:: Working data
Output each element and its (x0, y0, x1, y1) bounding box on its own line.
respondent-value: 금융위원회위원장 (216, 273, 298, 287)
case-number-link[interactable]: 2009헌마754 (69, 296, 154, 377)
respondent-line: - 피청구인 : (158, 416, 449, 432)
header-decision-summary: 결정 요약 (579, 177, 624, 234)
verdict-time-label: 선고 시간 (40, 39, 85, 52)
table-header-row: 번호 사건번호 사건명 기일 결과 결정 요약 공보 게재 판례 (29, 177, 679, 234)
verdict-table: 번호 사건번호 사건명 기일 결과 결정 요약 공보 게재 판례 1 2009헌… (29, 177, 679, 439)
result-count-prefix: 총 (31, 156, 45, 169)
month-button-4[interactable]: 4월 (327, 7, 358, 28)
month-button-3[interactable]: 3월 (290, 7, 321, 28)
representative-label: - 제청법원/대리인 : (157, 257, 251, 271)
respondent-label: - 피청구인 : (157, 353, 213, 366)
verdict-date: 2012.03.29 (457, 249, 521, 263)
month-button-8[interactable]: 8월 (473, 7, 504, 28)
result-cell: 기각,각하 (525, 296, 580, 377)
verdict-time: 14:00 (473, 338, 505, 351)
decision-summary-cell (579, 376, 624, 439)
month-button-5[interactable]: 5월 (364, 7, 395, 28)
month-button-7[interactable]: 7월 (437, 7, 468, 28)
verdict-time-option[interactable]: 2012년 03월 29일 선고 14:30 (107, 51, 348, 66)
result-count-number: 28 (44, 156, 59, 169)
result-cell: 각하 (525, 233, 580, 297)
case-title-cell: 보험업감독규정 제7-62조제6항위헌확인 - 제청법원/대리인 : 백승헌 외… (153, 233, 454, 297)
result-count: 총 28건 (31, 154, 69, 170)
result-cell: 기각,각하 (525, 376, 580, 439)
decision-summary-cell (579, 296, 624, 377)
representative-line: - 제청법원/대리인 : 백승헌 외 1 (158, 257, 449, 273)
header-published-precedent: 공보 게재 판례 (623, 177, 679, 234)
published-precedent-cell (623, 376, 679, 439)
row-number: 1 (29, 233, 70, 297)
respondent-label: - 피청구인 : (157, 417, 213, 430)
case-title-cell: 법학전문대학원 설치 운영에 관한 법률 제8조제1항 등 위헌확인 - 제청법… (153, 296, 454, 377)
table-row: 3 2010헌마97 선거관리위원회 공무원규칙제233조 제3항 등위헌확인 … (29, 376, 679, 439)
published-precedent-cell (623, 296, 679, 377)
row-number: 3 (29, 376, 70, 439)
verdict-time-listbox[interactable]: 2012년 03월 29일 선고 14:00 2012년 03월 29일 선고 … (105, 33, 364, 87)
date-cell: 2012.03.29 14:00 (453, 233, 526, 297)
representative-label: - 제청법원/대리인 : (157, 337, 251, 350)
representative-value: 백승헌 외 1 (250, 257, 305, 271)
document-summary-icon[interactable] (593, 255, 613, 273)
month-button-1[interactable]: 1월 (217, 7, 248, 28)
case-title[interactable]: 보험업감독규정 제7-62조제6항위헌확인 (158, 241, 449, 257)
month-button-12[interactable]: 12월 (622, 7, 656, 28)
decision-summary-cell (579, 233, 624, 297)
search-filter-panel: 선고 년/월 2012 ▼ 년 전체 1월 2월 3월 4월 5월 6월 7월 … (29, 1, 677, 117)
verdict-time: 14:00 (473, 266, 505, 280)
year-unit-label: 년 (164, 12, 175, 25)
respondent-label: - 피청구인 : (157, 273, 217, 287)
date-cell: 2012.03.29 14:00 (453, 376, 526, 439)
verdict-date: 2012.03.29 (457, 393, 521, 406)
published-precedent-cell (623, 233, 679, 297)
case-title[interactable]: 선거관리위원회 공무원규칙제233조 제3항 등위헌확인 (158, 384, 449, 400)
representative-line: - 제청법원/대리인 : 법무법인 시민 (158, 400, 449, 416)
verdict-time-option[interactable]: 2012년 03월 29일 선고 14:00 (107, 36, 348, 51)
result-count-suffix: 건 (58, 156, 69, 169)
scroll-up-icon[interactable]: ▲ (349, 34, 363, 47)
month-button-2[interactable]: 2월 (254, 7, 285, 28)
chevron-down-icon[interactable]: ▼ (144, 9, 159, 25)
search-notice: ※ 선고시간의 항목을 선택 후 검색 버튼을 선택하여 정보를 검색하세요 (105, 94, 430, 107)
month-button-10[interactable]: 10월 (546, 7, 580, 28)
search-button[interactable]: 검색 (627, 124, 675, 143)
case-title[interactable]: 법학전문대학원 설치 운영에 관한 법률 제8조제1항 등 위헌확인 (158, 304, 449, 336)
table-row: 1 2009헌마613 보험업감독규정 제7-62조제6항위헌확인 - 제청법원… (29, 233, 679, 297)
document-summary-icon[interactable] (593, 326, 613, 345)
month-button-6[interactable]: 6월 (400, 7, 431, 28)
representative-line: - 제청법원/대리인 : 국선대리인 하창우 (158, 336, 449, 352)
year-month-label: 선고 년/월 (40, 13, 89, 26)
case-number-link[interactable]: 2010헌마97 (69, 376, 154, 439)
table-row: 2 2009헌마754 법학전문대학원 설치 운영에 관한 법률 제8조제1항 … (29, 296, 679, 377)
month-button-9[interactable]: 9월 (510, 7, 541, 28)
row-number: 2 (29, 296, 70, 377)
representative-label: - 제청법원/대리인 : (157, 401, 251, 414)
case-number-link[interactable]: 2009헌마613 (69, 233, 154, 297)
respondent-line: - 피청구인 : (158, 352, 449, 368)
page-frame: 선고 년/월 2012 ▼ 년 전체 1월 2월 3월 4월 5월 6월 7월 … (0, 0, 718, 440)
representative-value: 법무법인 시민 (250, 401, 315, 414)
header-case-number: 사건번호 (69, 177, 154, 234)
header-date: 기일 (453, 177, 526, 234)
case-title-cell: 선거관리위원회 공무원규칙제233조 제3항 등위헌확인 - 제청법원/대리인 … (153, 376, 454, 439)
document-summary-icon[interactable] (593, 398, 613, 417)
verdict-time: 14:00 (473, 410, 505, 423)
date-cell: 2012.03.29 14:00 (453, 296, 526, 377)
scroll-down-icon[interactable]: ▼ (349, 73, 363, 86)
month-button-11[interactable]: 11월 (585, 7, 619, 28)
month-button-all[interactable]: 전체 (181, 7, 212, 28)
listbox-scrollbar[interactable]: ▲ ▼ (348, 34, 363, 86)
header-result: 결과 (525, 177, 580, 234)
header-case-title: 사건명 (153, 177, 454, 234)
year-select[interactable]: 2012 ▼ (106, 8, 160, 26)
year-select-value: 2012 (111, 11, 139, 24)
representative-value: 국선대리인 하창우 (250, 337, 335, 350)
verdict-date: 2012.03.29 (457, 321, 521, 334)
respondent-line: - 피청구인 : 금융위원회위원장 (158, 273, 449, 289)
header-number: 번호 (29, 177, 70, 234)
::::
_What to do_:
Reproduce every entry above verbatim, keeping each line intact and in its original order.

_Complete output_:
Output each element and its (x0, y0, x1, y1) bounding box on its own line.
respondent-value: 금융위원회위원장 (216, 273, 298, 287)
case-number-link[interactable]: 2009헌마754 (69, 296, 154, 377)
respondent-line: - 피청구인 : (158, 416, 449, 432)
header-decision-summary: 결정 요약 (579, 177, 624, 234)
verdict-time-label: 선고 시간 (40, 39, 85, 52)
table-header-row: 번호 사건번호 사건명 기일 결과 결정 요약 공보 게재 판례 (29, 177, 679, 234)
verdict-table: 번호 사건번호 사건명 기일 결과 결정 요약 공보 게재 판례 1 2009헌… (29, 177, 679, 439)
result-count-prefix: 총 (31, 156, 45, 169)
month-button-4[interactable]: 4월 (327, 7, 358, 28)
month-button-3[interactable]: 3월 (290, 7, 321, 28)
representative-label: - 제청법원/대리인 : (157, 257, 251, 271)
respondent-label: - 피청구인 : (157, 353, 213, 366)
verdict-date: 2012.03.29 (457, 249, 521, 263)
month-button-8[interactable]: 8월 (473, 7, 504, 28)
result-cell: 기각,각하 (525, 296, 580, 377)
verdict-time: 14:00 (473, 338, 505, 351)
decision-summary-cell (579, 376, 624, 439)
month-button-5[interactable]: 5월 (364, 7, 395, 28)
month-button-7[interactable]: 7월 (437, 7, 468, 28)
verdict-time-option[interactable]: 2012년 03월 29일 선고 14:30 (107, 51, 348, 66)
result-count-number: 28 (44, 156, 59, 169)
result-cell: 각하 (525, 233, 580, 297)
case-title-cell: 보험업감독규정 제7-62조제6항위헌확인 - 제청법원/대리인 : 백승헌 외… (153, 233, 454, 297)
result-count: 총 28건 (31, 154, 69, 170)
result-cell: 기각,각하 (525, 376, 580, 439)
decision-summary-cell (579, 296, 624, 377)
representative-line: - 제청법원/대리인 : 백승헌 외 1 (158, 257, 449, 273)
header-published-precedent: 공보 게재 판례 (623, 177, 679, 234)
published-precedent-cell (623, 376, 679, 439)
row-number: 1 (29, 233, 70, 297)
respondent-label: - 피청구인 : (157, 417, 213, 430)
case-title-cell: 법학전문대학원 설치 운영에 관한 법률 제8조제1항 등 위헌확인 - 제청법… (153, 296, 454, 377)
table-row: 3 2010헌마97 선거관리위원회 공무원규칙제233조 제3항 등위헌확인 … (29, 376, 679, 439)
published-precedent-cell (623, 296, 679, 377)
row-number: 3 (29, 376, 70, 439)
verdict-time-listbox[interactable]: 2012년 03월 29일 선고 14:00 2012년 03월 29일 선고 … (105, 33, 364, 87)
date-cell: 2012.03.29 14:00 (453, 233, 526, 297)
representative-label: - 제청법원/대리인 : (157, 337, 251, 350)
representative-value: 백승헌 외 1 (250, 257, 305, 271)
document-summary-icon[interactable] (593, 255, 613, 273)
month-button-1[interactable]: 1월 (217, 7, 248, 28)
case-title[interactable]: 보험업감독규정 제7-62조제6항위헌확인 (158, 241, 449, 257)
month-button-12[interactable]: 12월 (622, 7, 656, 28)
decision-summary-cell (579, 233, 624, 297)
search-filter-panel: 선고 년/월 2012 ▼ 년 전체 1월 2월 3월 4월 5월 6월 7월 … (29, 1, 677, 117)
verdict-time: 14:00 (473, 266, 505, 280)
year-unit-label: 년 (164, 12, 175, 25)
respondent-label: - 피청구인 : (157, 273, 217, 287)
date-cell: 2012.03.29 14:00 (453, 376, 526, 439)
verdict-date: 2012.03.29 (457, 393, 521, 406)
published-precedent-cell (623, 233, 679, 297)
case-title[interactable]: 선거관리위원회 공무원규칙제233조 제3항 등위헌확인 (158, 384, 449, 400)
representative-line: - 제청법원/대리인 : 법무법인 시민 (158, 400, 449, 416)
verdict-time-option[interactable]: 2012년 03월 29일 선고 14:00 (107, 36, 348, 51)
result-count-suffix: 건 (58, 156, 69, 169)
scroll-up-icon[interactable]: ▲ (349, 34, 363, 47)
month-button-2[interactable]: 2월 (254, 7, 285, 28)
chevron-down-icon[interactable]: ▼ (144, 9, 159, 25)
search-notice: ※ 선고시간의 항목을 선택 후 검색 버튼을 선택하여 정보를 검색하세요 (105, 94, 430, 107)
month-button-10[interactable]: 10월 (546, 7, 580, 28)
search-button[interactable]: 검색 (627, 124, 675, 143)
case-title[interactable]: 법학전문대학원 설치 운영에 관한 법률 제8조제1항 등 위헌확인 (158, 304, 449, 336)
table-row: 1 2009헌마613 보험업감독규정 제7-62조제6항위헌확인 - 제청법원… (29, 233, 679, 297)
document-summary-icon[interactable] (593, 326, 613, 345)
month-button-6[interactable]: 6월 (400, 7, 431, 28)
representative-line: - 제청법원/대리인 : 국선대리인 하창우 (158, 336, 449, 352)
year-month-label: 선고 년/월 (40, 13, 89, 26)
case-number-link[interactable]: 2010헌마97 (69, 376, 154, 439)
table-row: 2 2009헌마754 법학전문대학원 설치 운영에 관한 법률 제8조제1항 … (29, 296, 679, 377)
month-button-9[interactable]: 9월 (510, 7, 541, 28)
row-number: 2 (29, 296, 70, 377)
representative-label: - 제청법원/대리인 : (157, 401, 251, 414)
case-number-link[interactable]: 2009헌마613 (69, 233, 154, 297)
respondent-line: - 피청구인 : (158, 352, 449, 368)
page-frame: 선고 년/월 2012 ▼ 년 전체 1월 2월 3월 4월 5월 6월 7월 … (0, 0, 718, 440)
representative-value: 법무법인 시민 (250, 401, 315, 414)
header-case-number: 사건번호 (69, 177, 154, 234)
header-date: 기일 (453, 177, 526, 234)
case-title-cell: 선거관리위원회 공무원규칙제233조 제3항 등위헌확인 - 제청법원/대리인 … (153, 376, 454, 439)
document-summary-icon[interactable] (593, 398, 613, 417)
verdict-time: 14:00 (473, 410, 505, 423)
date-cell: 2012.03.29 14:00 (453, 296, 526, 377)
scroll-down-icon[interactable]: ▼ (349, 73, 363, 86)
month-button-11[interactable]: 11월 (585, 7, 619, 28)
month-button-all[interactable]: 전체 (181, 7, 212, 28)
listbox-scrollbar[interactable]: ▲ ▼ (348, 34, 363, 86)
header-result: 결과 (525, 177, 580, 234)
header-case-title: 사건명 (153, 177, 454, 234)
year-select[interactable]: 2012 ▼ (106, 8, 160, 26)
year-select-value: 2012 (111, 11, 139, 24)
representative-value: 국선대리인 하창우 (250, 337, 335, 350)
verdict-date: 2012.03.29 (457, 321, 521, 334)
respondent-line: - 피청구인 : 금융위원회위원장 (158, 273, 449, 289)
header-number: 번호 (29, 177, 70, 234)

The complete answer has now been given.